TASK: Determine how many lines in these records hold "Temperatur". Only the number is wanted.

[Rows from a figure dataset]
┌──
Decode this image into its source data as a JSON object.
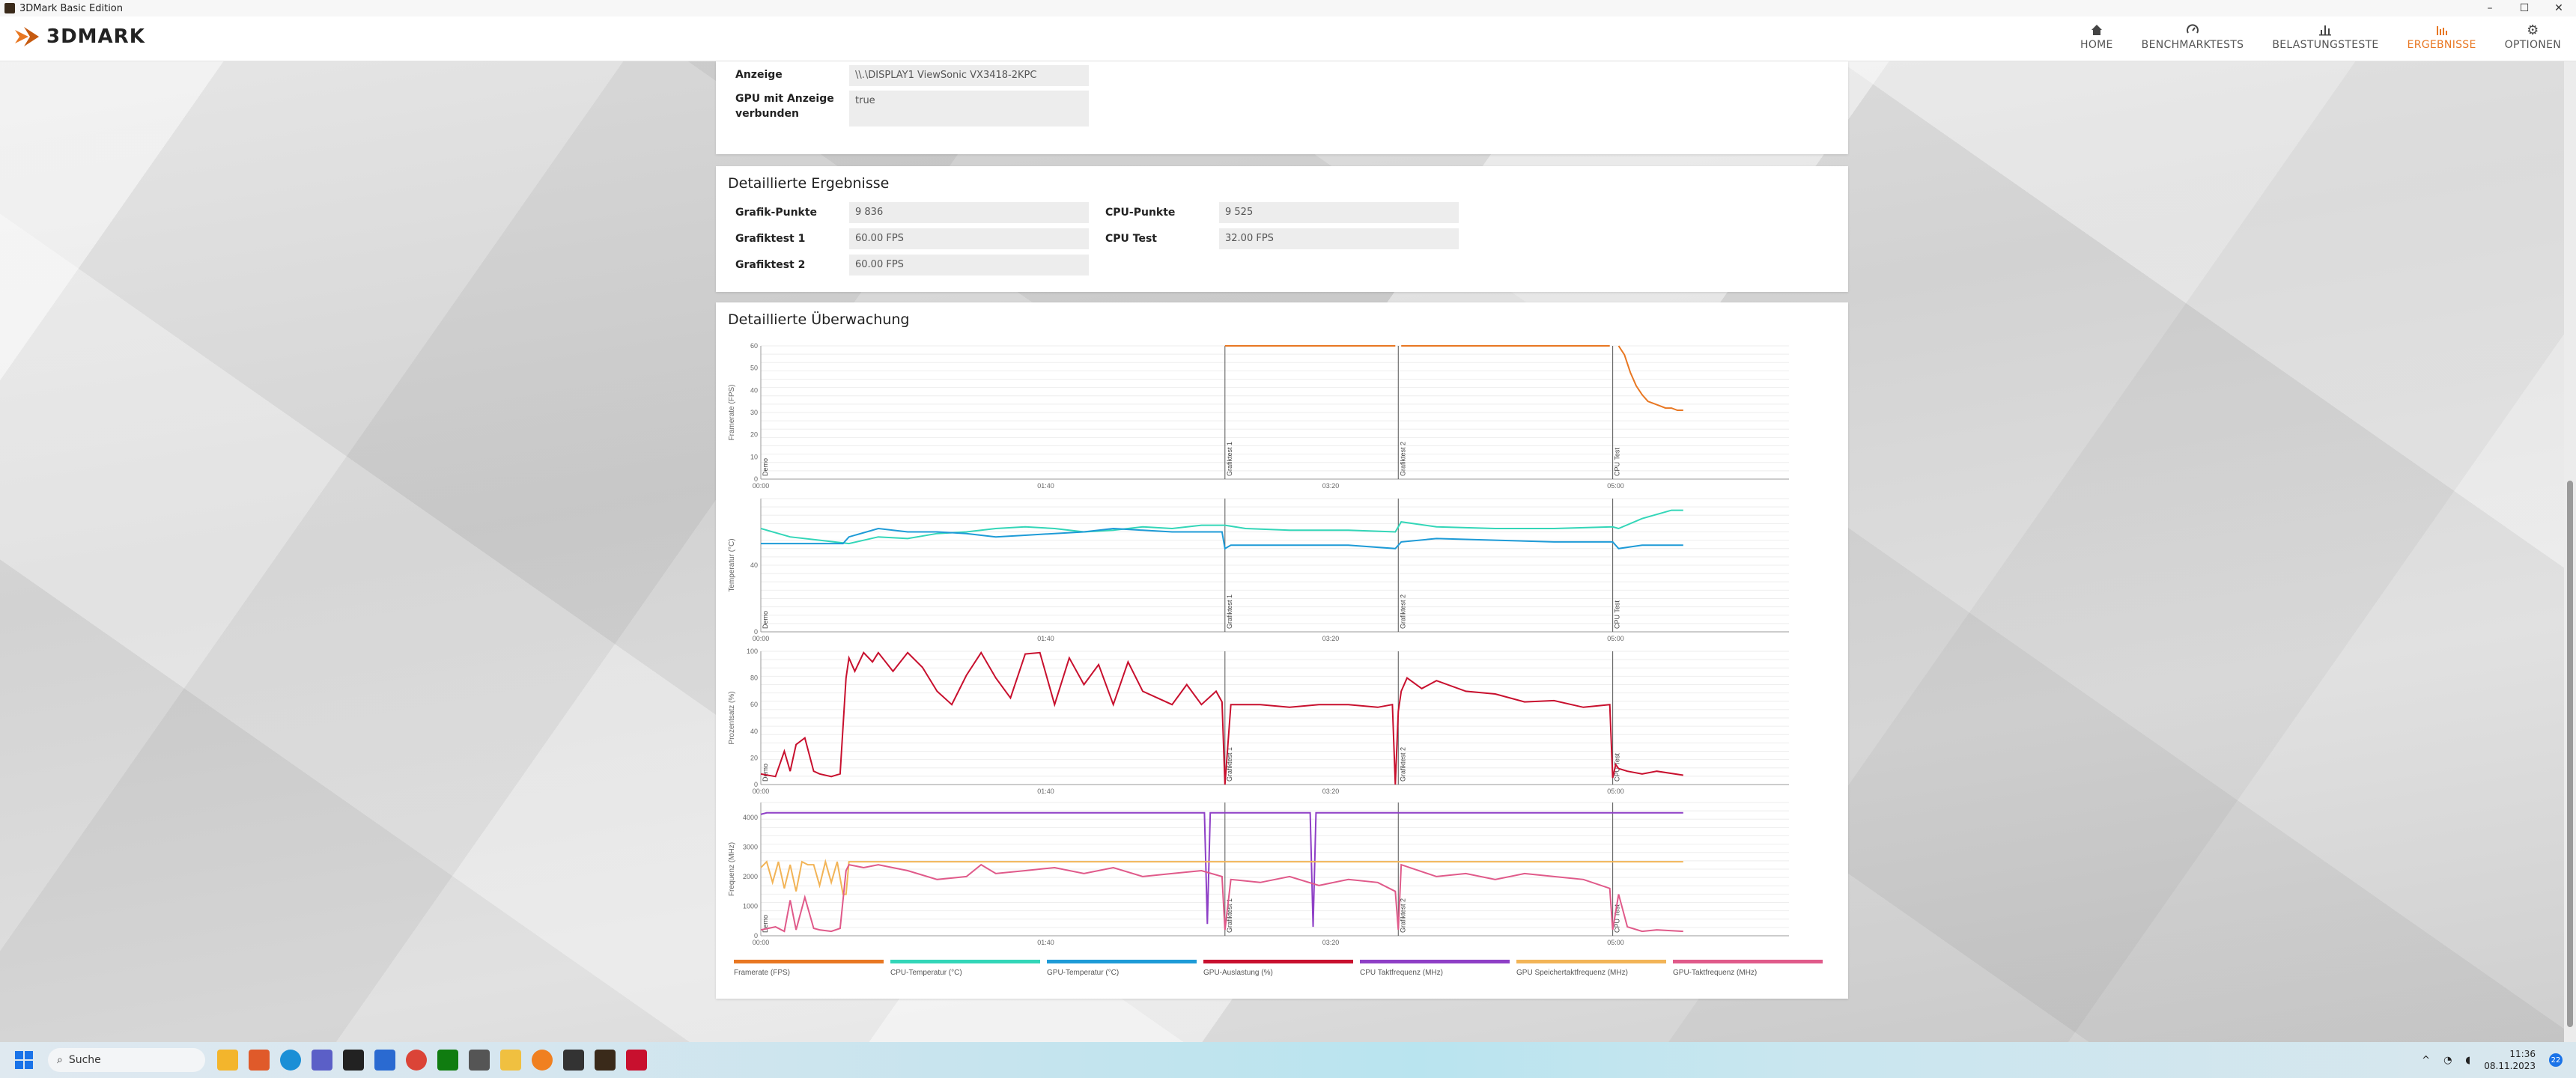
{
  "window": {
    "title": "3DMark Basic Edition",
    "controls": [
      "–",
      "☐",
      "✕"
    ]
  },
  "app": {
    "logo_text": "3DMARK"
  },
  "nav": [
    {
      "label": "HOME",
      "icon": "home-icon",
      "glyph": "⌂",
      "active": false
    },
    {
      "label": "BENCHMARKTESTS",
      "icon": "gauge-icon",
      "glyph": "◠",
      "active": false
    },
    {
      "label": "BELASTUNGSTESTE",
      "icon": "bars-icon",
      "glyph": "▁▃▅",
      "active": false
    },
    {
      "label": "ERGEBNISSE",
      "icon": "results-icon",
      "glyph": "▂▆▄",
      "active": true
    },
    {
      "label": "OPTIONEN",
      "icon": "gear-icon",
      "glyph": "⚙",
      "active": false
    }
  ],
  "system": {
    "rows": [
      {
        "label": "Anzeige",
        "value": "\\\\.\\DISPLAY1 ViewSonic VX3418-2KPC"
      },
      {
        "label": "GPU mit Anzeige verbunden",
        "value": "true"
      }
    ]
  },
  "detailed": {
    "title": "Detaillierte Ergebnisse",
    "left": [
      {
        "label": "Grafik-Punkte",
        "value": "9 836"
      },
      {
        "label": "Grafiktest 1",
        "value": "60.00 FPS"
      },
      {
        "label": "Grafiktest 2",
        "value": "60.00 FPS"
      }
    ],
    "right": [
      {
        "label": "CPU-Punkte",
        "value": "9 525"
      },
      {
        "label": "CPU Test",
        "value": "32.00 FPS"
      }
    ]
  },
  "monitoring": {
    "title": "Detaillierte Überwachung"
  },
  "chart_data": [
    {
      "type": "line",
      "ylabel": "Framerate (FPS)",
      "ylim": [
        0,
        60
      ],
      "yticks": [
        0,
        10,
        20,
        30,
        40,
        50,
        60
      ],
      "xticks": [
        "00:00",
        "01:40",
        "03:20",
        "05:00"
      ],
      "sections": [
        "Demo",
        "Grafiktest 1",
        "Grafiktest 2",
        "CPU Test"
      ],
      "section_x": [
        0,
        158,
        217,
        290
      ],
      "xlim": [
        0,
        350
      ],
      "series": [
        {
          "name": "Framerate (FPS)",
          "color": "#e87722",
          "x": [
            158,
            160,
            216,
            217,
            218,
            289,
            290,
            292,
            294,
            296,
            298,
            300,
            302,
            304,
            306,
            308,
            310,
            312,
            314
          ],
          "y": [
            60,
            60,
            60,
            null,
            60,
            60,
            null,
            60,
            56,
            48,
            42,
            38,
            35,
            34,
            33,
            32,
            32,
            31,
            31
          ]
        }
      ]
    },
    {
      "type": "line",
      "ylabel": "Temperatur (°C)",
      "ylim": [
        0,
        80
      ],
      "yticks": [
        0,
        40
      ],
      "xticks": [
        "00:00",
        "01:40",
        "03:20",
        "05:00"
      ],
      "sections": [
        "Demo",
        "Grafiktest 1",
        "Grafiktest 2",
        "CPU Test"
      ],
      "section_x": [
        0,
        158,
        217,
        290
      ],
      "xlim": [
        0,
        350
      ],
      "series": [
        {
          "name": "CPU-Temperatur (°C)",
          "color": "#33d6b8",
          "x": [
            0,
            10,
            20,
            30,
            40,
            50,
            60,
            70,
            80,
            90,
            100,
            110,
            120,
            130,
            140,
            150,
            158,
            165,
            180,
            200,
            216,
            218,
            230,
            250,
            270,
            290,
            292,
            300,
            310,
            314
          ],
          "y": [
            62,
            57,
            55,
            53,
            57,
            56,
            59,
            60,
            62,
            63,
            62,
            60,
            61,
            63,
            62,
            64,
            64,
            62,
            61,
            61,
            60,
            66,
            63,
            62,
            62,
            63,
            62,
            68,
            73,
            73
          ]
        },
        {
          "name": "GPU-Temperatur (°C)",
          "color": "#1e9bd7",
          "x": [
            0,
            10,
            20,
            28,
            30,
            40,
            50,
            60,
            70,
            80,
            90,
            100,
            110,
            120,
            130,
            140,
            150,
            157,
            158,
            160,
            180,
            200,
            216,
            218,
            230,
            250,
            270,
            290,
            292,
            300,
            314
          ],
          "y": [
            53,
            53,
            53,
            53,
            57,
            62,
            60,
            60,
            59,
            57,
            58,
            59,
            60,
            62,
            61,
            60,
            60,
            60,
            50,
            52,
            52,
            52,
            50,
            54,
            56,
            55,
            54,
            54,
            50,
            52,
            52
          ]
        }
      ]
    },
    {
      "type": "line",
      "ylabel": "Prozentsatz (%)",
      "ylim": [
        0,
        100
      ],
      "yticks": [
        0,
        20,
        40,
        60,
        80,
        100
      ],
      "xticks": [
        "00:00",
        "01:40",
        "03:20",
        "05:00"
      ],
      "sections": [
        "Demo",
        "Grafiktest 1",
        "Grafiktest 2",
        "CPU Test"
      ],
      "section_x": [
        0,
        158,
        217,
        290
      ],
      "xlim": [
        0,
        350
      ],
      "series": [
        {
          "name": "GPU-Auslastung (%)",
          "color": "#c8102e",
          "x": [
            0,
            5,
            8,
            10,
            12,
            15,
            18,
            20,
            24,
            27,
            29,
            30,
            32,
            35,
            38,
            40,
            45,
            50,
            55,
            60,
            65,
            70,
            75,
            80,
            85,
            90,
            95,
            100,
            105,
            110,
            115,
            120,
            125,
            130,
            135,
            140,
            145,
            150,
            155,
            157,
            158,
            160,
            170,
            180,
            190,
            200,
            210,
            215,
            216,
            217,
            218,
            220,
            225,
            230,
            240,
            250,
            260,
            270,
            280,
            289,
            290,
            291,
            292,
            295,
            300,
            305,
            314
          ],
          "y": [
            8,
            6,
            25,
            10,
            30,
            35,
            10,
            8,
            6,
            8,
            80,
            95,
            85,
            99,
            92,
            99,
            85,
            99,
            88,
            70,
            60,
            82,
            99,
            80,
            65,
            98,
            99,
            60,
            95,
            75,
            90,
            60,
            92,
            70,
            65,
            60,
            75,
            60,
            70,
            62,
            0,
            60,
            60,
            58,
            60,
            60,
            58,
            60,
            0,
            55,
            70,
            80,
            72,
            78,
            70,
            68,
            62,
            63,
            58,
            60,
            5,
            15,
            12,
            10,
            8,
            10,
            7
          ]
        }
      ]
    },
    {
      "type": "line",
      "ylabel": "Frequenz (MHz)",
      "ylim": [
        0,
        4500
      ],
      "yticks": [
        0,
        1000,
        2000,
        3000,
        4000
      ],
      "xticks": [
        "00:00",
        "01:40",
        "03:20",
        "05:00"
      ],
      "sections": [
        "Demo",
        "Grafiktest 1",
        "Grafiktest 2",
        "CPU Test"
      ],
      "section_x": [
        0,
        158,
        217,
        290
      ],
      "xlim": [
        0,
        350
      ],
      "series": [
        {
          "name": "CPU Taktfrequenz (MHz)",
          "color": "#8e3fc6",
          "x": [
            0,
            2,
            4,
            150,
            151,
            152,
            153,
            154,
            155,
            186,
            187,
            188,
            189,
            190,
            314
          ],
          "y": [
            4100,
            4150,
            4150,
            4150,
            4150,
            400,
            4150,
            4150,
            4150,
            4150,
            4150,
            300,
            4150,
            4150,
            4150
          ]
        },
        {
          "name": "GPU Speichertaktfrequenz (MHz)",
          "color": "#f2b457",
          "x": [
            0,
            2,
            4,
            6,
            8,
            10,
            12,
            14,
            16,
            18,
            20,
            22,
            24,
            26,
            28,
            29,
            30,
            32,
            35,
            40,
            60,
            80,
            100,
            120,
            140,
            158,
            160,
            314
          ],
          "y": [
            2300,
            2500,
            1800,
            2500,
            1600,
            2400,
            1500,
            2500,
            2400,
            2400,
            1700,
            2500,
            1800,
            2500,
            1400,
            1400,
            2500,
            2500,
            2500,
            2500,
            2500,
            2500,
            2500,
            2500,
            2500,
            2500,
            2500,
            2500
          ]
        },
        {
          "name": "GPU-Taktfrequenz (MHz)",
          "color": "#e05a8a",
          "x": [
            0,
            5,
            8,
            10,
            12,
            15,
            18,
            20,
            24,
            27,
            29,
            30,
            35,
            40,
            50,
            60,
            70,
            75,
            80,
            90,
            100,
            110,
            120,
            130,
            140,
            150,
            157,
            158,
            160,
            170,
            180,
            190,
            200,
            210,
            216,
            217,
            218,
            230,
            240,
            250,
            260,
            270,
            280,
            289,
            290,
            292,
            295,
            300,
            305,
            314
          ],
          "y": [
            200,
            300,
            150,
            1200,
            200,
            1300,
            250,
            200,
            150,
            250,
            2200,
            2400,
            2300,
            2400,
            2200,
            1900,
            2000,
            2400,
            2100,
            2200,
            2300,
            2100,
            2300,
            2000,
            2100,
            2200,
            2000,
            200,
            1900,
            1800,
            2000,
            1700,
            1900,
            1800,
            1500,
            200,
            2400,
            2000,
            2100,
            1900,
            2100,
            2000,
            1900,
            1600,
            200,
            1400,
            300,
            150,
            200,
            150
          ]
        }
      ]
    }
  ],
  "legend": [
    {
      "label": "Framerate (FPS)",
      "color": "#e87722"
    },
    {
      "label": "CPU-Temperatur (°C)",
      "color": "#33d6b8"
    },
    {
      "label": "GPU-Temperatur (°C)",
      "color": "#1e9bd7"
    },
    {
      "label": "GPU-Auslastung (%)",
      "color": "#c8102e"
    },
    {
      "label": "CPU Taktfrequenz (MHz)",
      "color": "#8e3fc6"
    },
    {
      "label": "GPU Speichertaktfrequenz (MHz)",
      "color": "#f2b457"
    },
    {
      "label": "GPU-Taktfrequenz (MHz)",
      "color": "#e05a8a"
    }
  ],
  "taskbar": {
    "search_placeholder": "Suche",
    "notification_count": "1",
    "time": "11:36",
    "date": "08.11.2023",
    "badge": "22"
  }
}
└──
┌──
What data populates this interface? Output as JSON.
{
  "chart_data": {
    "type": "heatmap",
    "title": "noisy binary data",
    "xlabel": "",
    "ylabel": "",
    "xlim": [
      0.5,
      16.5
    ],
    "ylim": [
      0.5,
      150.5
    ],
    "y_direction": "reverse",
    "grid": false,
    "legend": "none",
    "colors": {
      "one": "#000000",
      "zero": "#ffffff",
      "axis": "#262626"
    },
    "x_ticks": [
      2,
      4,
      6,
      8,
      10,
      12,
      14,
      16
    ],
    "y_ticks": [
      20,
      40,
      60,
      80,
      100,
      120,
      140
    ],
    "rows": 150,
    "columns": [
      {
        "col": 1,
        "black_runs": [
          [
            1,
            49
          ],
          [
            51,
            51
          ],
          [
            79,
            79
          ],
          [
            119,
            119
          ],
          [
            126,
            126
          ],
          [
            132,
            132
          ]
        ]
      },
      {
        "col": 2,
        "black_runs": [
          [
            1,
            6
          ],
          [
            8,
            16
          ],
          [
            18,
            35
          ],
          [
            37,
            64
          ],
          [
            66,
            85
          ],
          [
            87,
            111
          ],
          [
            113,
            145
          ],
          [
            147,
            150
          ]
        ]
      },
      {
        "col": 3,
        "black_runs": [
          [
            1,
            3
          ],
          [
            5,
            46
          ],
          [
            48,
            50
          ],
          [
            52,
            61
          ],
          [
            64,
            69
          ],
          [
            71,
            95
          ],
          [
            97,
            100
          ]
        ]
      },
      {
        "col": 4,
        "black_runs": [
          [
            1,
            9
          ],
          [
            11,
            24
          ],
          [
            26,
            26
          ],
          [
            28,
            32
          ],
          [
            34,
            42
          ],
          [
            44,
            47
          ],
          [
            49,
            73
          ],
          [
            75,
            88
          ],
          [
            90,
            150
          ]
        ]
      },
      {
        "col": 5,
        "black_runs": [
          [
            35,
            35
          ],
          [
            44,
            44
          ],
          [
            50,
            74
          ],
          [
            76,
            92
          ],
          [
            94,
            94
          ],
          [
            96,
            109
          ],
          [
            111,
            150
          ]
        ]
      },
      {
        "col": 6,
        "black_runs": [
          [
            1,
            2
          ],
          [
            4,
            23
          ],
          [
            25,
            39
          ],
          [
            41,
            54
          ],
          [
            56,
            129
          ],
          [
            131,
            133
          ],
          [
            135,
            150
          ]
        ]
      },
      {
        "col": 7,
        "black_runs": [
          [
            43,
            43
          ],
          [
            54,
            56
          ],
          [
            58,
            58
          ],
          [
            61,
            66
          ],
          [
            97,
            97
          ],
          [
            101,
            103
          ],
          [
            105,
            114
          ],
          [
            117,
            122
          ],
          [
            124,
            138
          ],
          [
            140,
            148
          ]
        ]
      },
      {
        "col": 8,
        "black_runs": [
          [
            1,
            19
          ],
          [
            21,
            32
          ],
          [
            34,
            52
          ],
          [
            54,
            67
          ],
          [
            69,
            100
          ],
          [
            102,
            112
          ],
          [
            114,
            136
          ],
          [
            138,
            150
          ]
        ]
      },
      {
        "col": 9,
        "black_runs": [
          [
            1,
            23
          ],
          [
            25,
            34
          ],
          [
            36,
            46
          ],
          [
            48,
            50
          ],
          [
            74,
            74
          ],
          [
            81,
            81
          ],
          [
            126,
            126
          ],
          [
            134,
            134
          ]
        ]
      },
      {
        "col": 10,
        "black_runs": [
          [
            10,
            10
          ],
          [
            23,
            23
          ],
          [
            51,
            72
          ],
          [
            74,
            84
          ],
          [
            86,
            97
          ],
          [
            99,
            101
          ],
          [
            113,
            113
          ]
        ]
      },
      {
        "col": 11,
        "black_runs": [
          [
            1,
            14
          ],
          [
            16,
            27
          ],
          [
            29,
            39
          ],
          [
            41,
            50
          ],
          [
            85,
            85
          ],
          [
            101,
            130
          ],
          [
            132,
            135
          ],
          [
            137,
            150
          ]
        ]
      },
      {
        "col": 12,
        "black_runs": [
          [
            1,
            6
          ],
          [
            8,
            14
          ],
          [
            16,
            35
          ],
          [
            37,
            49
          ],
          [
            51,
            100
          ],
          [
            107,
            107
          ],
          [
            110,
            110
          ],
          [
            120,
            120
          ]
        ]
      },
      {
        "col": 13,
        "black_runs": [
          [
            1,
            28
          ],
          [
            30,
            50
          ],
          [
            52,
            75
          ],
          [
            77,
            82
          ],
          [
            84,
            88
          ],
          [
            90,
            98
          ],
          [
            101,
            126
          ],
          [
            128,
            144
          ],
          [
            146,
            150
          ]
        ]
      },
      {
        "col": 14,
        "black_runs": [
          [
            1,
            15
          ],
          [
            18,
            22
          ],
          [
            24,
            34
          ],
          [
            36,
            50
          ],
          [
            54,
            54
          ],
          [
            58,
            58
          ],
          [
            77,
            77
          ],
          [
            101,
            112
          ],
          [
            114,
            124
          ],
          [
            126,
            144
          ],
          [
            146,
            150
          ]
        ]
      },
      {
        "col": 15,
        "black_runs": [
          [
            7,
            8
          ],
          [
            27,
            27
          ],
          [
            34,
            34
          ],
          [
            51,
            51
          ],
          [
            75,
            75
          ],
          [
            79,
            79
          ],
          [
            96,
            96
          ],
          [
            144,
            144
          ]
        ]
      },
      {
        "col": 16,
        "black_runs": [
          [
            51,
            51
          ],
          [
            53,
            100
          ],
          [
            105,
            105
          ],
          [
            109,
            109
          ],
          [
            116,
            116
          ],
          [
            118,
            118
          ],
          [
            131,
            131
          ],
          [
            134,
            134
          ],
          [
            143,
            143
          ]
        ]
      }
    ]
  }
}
└──
┌──
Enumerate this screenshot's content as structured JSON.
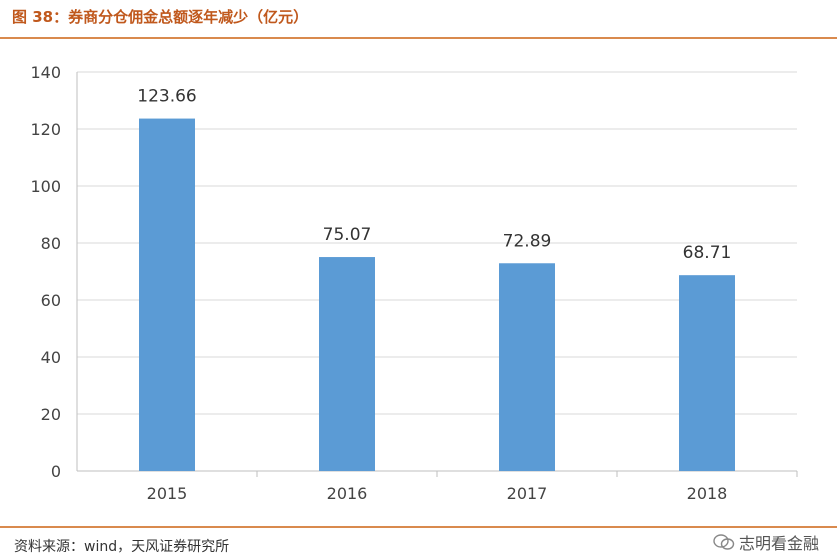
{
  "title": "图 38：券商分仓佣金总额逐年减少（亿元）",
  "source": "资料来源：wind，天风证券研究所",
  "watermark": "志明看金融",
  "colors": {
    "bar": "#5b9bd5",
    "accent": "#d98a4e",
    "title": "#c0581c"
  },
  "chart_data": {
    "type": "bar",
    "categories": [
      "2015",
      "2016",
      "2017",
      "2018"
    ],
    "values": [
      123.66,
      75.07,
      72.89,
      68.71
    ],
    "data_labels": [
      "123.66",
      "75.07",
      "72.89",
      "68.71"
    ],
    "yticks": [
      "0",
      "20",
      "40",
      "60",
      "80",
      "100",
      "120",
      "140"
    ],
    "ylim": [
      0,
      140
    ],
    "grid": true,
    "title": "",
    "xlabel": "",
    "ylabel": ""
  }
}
└──
RESULT OF THE EXERCISE: 5